WHAT THE EXERCISE ASKS: Scan the data for "content" and copy the lines it appears in.

Collected data:
## begin
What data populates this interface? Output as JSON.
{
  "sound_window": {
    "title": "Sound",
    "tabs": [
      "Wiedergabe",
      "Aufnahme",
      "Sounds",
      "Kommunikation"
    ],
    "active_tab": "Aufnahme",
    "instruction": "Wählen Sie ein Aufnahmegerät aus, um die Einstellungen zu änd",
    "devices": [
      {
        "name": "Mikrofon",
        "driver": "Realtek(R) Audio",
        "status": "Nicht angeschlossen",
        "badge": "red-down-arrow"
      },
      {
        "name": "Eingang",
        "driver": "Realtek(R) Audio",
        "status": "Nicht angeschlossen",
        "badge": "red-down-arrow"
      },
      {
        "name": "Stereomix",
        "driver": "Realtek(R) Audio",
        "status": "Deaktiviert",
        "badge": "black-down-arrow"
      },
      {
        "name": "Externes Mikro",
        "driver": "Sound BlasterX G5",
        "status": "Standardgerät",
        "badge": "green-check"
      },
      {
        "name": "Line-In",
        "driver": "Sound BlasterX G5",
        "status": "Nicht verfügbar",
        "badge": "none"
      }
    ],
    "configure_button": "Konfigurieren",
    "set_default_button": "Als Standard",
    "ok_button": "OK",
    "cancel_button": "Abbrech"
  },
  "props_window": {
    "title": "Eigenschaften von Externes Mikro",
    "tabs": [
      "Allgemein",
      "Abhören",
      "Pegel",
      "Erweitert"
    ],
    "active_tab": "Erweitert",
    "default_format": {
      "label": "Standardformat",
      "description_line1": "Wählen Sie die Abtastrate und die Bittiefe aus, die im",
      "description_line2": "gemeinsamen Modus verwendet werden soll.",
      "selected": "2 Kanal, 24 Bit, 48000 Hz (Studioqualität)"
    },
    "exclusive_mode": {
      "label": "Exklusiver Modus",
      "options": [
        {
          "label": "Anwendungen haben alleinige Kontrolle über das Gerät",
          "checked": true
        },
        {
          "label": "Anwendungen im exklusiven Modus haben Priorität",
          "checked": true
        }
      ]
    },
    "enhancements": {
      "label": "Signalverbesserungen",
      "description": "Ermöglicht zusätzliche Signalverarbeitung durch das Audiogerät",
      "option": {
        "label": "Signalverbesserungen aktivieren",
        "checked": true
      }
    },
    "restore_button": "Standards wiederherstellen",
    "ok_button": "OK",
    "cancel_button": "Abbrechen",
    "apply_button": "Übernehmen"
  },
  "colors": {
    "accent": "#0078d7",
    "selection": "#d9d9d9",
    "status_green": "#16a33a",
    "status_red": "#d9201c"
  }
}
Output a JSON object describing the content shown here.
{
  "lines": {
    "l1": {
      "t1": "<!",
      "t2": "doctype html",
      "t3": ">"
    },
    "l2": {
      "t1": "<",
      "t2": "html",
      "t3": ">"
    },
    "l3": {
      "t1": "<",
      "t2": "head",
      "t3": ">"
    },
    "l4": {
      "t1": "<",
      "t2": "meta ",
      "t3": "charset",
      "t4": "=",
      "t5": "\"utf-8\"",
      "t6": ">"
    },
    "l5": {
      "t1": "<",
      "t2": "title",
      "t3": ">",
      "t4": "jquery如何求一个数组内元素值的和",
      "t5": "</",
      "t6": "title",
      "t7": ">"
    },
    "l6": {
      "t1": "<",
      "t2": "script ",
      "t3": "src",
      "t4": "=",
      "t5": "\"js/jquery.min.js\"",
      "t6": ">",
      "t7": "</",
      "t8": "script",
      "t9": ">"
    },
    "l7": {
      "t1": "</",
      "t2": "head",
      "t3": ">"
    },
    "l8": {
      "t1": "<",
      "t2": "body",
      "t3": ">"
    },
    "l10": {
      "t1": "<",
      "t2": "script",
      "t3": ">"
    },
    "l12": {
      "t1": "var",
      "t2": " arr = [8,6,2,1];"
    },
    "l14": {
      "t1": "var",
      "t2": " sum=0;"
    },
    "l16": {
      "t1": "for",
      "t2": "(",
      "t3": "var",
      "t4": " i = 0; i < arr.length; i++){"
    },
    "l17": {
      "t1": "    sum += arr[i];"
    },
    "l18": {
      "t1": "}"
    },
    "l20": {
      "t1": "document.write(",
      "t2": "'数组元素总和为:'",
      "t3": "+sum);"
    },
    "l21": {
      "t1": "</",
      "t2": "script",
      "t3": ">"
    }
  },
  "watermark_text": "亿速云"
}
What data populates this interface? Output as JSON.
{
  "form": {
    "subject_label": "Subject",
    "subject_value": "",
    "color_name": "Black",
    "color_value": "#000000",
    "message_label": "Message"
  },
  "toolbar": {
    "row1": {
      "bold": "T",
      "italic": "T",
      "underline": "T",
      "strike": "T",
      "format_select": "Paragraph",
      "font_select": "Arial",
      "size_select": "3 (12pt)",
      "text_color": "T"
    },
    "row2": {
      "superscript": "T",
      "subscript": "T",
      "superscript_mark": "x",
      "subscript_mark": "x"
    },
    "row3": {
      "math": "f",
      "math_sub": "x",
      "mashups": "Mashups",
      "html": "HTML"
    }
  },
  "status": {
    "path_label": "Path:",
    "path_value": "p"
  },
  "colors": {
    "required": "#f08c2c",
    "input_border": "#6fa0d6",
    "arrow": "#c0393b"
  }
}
## end
## begin
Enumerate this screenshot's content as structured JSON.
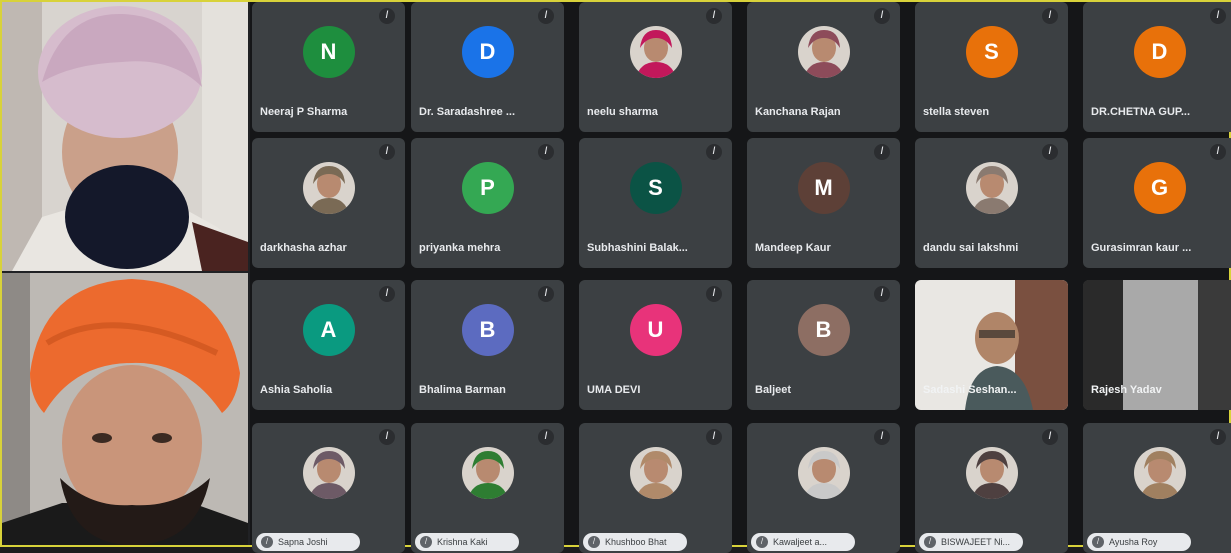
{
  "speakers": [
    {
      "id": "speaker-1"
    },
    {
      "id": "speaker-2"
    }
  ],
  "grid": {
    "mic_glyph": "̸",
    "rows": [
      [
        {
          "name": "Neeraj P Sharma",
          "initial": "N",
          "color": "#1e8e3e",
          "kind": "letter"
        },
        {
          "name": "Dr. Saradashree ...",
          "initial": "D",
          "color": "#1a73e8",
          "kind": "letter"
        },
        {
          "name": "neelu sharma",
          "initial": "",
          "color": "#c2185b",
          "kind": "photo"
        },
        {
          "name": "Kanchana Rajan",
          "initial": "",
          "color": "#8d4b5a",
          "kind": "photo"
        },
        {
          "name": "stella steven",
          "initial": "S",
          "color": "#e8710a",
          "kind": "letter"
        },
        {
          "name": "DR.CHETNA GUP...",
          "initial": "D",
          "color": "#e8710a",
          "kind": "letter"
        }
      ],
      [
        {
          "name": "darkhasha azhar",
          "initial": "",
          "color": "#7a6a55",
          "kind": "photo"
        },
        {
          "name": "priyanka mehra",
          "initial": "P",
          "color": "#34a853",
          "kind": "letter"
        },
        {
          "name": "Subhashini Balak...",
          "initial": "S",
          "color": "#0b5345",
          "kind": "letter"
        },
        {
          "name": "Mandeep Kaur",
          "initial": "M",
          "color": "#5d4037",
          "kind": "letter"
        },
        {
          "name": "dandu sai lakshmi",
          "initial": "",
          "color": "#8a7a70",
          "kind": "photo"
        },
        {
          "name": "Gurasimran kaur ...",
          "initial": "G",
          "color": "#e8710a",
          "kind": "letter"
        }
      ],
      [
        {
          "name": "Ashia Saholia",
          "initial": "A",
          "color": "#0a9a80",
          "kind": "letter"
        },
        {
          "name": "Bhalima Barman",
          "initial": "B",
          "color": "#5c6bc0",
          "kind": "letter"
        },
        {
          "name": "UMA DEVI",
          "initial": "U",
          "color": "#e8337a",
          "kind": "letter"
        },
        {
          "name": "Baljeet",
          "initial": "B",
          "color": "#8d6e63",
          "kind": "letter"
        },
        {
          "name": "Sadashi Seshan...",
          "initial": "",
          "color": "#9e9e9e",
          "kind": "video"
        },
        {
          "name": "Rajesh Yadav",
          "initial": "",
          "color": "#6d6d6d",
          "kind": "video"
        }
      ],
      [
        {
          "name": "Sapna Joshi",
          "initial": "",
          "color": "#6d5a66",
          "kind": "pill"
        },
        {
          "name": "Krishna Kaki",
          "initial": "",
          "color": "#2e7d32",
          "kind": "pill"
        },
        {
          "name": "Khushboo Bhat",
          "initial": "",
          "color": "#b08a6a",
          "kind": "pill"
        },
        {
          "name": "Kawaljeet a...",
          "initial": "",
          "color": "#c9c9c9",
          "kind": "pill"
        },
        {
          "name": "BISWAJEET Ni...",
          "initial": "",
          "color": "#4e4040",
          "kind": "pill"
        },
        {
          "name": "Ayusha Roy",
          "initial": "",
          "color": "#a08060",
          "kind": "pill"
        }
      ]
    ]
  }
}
## end
THE RESULT:
Output a JSON object describing the content shown here.
Enumerate this screenshot's content as structured JSON.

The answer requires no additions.